Objective ▸
Report each line of the data that has "title" somewhere in it.

Exercise material ▸
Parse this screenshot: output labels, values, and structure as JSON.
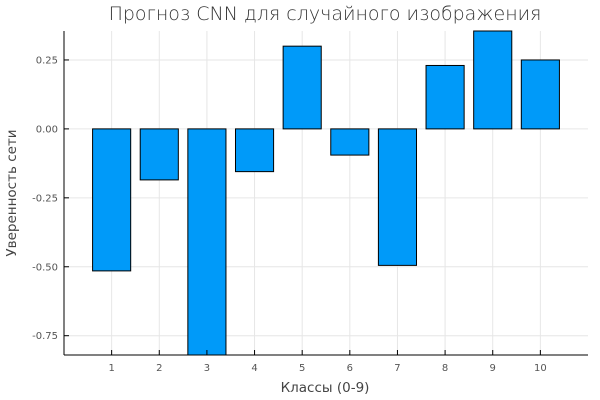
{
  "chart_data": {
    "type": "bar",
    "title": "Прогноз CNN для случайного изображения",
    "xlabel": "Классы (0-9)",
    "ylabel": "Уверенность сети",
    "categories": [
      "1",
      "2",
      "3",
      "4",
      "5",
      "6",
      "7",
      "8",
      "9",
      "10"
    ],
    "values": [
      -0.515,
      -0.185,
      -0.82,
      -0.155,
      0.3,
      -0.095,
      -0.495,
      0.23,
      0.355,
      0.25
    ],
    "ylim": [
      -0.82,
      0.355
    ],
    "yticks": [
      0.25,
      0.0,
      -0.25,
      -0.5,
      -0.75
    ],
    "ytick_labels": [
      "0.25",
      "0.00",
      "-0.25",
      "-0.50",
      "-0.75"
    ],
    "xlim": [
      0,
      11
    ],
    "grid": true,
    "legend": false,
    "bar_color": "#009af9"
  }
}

---

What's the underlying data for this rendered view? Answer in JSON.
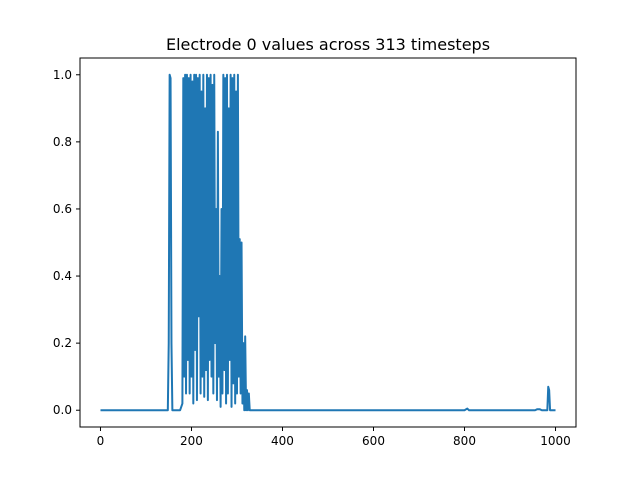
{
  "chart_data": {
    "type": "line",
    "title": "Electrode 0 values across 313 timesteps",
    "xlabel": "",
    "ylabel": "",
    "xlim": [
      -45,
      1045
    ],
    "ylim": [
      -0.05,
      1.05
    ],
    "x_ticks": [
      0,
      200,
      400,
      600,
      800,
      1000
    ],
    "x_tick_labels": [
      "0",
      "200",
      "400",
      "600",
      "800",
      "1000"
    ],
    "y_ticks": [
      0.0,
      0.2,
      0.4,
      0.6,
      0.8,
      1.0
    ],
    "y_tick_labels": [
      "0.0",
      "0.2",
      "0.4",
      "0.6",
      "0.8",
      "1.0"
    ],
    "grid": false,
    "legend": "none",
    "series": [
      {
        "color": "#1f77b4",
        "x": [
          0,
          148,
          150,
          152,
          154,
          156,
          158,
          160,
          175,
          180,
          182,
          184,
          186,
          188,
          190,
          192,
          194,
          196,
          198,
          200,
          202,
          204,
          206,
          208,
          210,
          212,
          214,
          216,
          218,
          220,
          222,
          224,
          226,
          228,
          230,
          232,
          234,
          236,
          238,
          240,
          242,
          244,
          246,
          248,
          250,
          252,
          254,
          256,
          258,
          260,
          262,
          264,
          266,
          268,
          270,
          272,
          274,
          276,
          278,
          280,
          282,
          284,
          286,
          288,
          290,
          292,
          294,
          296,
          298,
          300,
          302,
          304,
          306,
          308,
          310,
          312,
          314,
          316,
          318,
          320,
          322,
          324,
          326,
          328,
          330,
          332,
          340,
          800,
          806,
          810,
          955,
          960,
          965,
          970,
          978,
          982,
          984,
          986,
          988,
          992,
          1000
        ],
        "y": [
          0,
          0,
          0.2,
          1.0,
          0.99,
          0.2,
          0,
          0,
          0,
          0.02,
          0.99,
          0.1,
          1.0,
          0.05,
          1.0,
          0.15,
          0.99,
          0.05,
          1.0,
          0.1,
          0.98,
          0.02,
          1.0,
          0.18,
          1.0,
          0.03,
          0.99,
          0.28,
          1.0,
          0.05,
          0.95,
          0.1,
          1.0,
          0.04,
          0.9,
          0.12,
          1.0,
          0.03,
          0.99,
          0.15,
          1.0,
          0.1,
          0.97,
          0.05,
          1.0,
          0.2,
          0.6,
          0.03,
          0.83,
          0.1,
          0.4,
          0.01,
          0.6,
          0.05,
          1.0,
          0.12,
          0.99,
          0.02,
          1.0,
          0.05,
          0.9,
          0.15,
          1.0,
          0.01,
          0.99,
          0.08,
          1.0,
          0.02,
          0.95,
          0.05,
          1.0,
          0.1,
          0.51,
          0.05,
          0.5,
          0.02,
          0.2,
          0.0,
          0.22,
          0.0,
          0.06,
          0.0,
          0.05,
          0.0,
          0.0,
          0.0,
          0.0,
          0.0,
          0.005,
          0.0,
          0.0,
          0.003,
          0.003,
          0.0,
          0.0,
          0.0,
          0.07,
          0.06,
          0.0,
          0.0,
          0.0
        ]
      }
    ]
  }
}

Task solution ▸
    "title": "Прогноз CNN для случайного изображения",
    "title": "Electrode 0 values across 313 timesteps",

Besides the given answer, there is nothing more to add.